▶ _DATA ENTRIES_
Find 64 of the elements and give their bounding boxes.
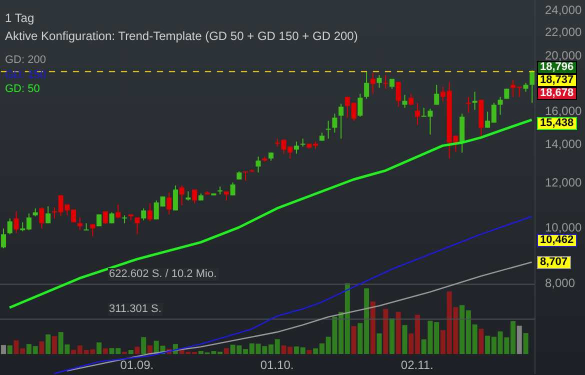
y-tick-label: 20,000	[545, 48, 582, 62]
line-series	[53, 216, 532, 374]
y-tick-label: 8,000	[545, 276, 576, 290]
y-tick-label: 14,000	[545, 137, 582, 152]
candlestick	[376, 74, 382, 88]
candlestick	[14, 210, 19, 234]
x-tick-label: 01.09.	[120, 358, 154, 372]
y2-tick-label: 622.602 S.	[109, 268, 162, 280]
y2-tick-label: 311.301 S.	[109, 303, 162, 316]
candlestick	[383, 74, 388, 90]
candlestick	[141, 208, 146, 221]
candlestick	[192, 189, 198, 204]
ref-line-label: 18,737	[537, 74, 577, 88]
candlestick	[326, 120, 331, 140]
candlestick	[256, 156, 261, 173]
text: 18,796	[537, 61, 577, 74]
y-tick-label: 16,000	[545, 104, 582, 118]
text: GD: 150	[5, 68, 46, 82]
x-tick-label: 02.11.	[400, 358, 434, 372]
candlestick	[498, 96, 503, 116]
candlestick	[166, 192, 172, 215]
candlestick	[109, 212, 114, 224]
candlestick	[7, 218, 12, 235]
candlestick	[338, 103, 344, 140]
y-tick-label: 22,000	[545, 24, 582, 39]
candlestick	[39, 206, 44, 229]
candlestick	[134, 216, 140, 235]
candlestick	[472, 91, 478, 110]
candlestick	[294, 141, 299, 154]
candlestick	[90, 224, 96, 237]
candlestick	[1, 228, 6, 249]
candlestick	[466, 96, 471, 114]
y-tick-label: 24,000	[545, 3, 582, 18]
text: Aktive Konfiguration: Trend-Template (GD 50 + GD 150 + GD 200)	[5, 29, 358, 43]
text: GD: 50	[5, 82, 41, 96]
candlestick	[147, 202, 152, 222]
candlestick	[370, 72, 376, 94]
y-tick-label: 12,000	[545, 175, 582, 190]
candlestick	[172, 185, 178, 211]
candlestick	[414, 102, 420, 126]
candlestick	[46, 206, 51, 224]
candlestick	[434, 84, 440, 106]
data-label: 10,462	[537, 234, 577, 247]
annotation: / 10.2 Mio.	[164, 268, 217, 280]
candlestick	[364, 71, 370, 100]
text: 18,678	[537, 87, 577, 100]
candlestick	[243, 170, 248, 182]
y-tick-label: 10,000	[545, 220, 582, 235]
candlestick	[396, 81, 401, 108]
candlestick	[116, 204, 121, 219]
candlestick	[402, 94, 408, 108]
candlestick	[332, 113, 338, 134]
text: 1 Tag	[5, 11, 34, 25]
candlestick	[408, 93, 414, 106]
candlestick	[102, 210, 108, 225]
data-label: 8,707	[537, 256, 571, 269]
x-tick-label: 01.10.	[260, 358, 294, 372]
data-label: 15,438	[537, 116, 577, 130]
text: GD: 200	[5, 53, 46, 68]
candlestick	[179, 185, 184, 206]
candlestick	[530, 70, 535, 104]
candlestick	[358, 93, 363, 118]
line-series	[66, 261, 532, 372]
candlestick	[230, 182, 236, 196]
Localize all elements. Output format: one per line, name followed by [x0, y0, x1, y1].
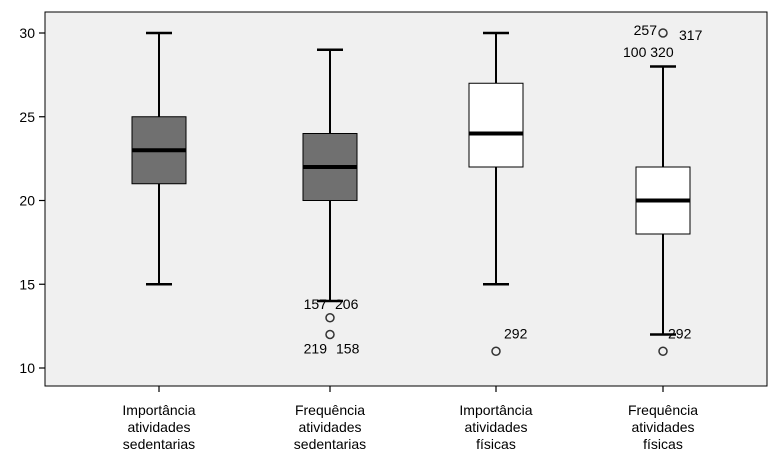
category-label-line: físicas — [643, 436, 683, 452]
outlier-label: 292 — [504, 325, 528, 341]
boxes: 157 206 219 158 292 257 317 100 320 292 — [131, 22, 703, 357]
y-tick-label: 25 — [19, 109, 35, 125]
outlier-point — [658, 28, 668, 38]
y-tick-label: 20 — [19, 193, 35, 209]
box-4: 257 317 100 320 292 — [623, 22, 703, 356]
outlier-label: 206 — [335, 296, 359, 312]
category-label-line: físicas — [476, 436, 516, 452]
category-label-line: sedentarias — [294, 436, 366, 452]
y-axis: 10 15 20 25 30 — [19, 25, 45, 376]
category-label-line: Importância — [122, 402, 195, 418]
outlier-point — [325, 313, 335, 323]
category-label-line: atividades — [631, 419, 694, 435]
category-label: Importância atividades sedentarias — [122, 402, 195, 452]
category-label: Importância atividades físicas — [459, 402, 532, 452]
category-label-line: atividades — [127, 419, 190, 435]
iqr-box — [468, 82, 524, 168]
category-label: Frequência atividades sedentarias — [294, 402, 366, 452]
outlier-point — [658, 346, 668, 356]
category-label-line: atividades — [298, 419, 361, 435]
outlier-label: 158 — [336, 341, 360, 357]
outlier-point — [325, 329, 335, 340]
y-tick-label: 30 — [19, 25, 35, 41]
outlier-label: 100 320 — [623, 44, 674, 60]
outlier-label: 292 — [668, 325, 692, 341]
outlier-label: 219 — [304, 341, 328, 357]
x-axis-labels: Importância atividades sedentariasFrequênc… — [122, 386, 698, 452]
outlier-label: 257 — [634, 22, 658, 38]
category-label-line: Importância — [459, 402, 532, 418]
outlier-label: 317 — [679, 27, 703, 43]
y-tick-label: 10 — [19, 360, 35, 376]
box-3: 292 — [468, 31, 528, 356]
category-label-line: sedentarias — [123, 436, 195, 452]
box-2: 157 206 219 158 — [302, 48, 360, 357]
category-label-line: Frequência — [295, 402, 365, 418]
y-tick-label: 15 — [19, 276, 35, 292]
category-label-line: atividades — [464, 419, 527, 435]
outlier-label: 157 — [304, 296, 328, 312]
outlier-point — [491, 346, 501, 356]
category-label-line: Frequência — [628, 402, 698, 418]
box-1 — [131, 31, 187, 286]
category-label: Frequência atividades físicas — [628, 402, 698, 452]
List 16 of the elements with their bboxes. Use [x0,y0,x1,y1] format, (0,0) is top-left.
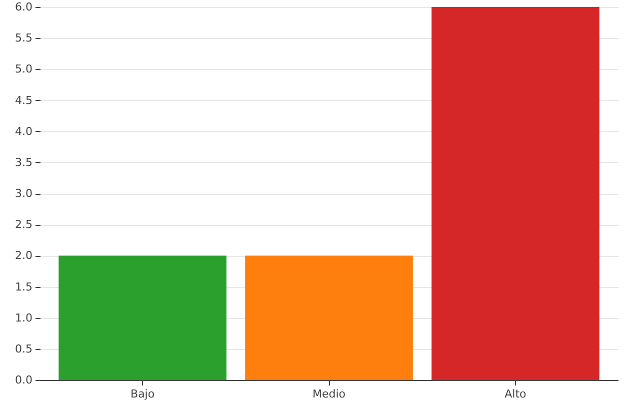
y-tick-label: 3.5 [15,156,32,169]
y-tick-label: 2.5 [15,218,32,232]
y-tick-label: 0.5 [15,342,32,356]
y-tick-label: 4.5 [15,94,32,107]
y-tick-label: 1.0 [15,311,32,324]
x-tick-label: Bajo [130,388,155,400]
x-tick-label: Alto [504,388,527,400]
y-tick-label: 3.0 [15,187,32,200]
y-tick-label: 5.5 [15,32,32,45]
x-tick-label: Medio [312,388,346,400]
y-tick-label: 1.5 [15,280,32,294]
y-tick-label: 6.0 [15,0,32,14]
y-tick-label: 5.0 [15,62,32,76]
y-tick-label: 2.0 [15,249,32,262]
y-tick-label: 0.0 [15,374,32,386]
y-tick-label: 4.0 [15,124,32,138]
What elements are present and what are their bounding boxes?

▶ _WRITTEN REQUEST_
Rewrite the lines from the one containing "y-tick-label: 3.5 [15,156,32,169]" through the end of the records, both included, swapping "Medio" for "Intermedio" and leaving everything else unchanged.

▶ _FINISHED TASK_
y-tick-label: 3.5 [15,156,32,169]
y-tick-label: 2.5 [15,218,32,232]
y-tick-label: 0.5 [15,342,32,356]
y-tick-label: 4.5 [15,94,32,107]
y-tick-label: 1.0 [15,311,32,324]
x-tick-label: Bajo [130,388,155,400]
x-tick-label: Alto [504,388,527,400]
y-tick-label: 3.0 [15,187,32,200]
y-tick-label: 5.5 [15,32,32,45]
x-tick-label: Intermedio [312,388,346,400]
y-tick-label: 1.5 [15,280,32,294]
y-tick-label: 6.0 [15,0,32,14]
y-tick-label: 5.0 [15,62,32,76]
y-tick-label: 2.0 [15,249,32,262]
y-tick-label: 0.0 [15,374,32,386]
y-tick-label: 4.0 [15,124,32,138]
What elements are present and what are their bounding boxes?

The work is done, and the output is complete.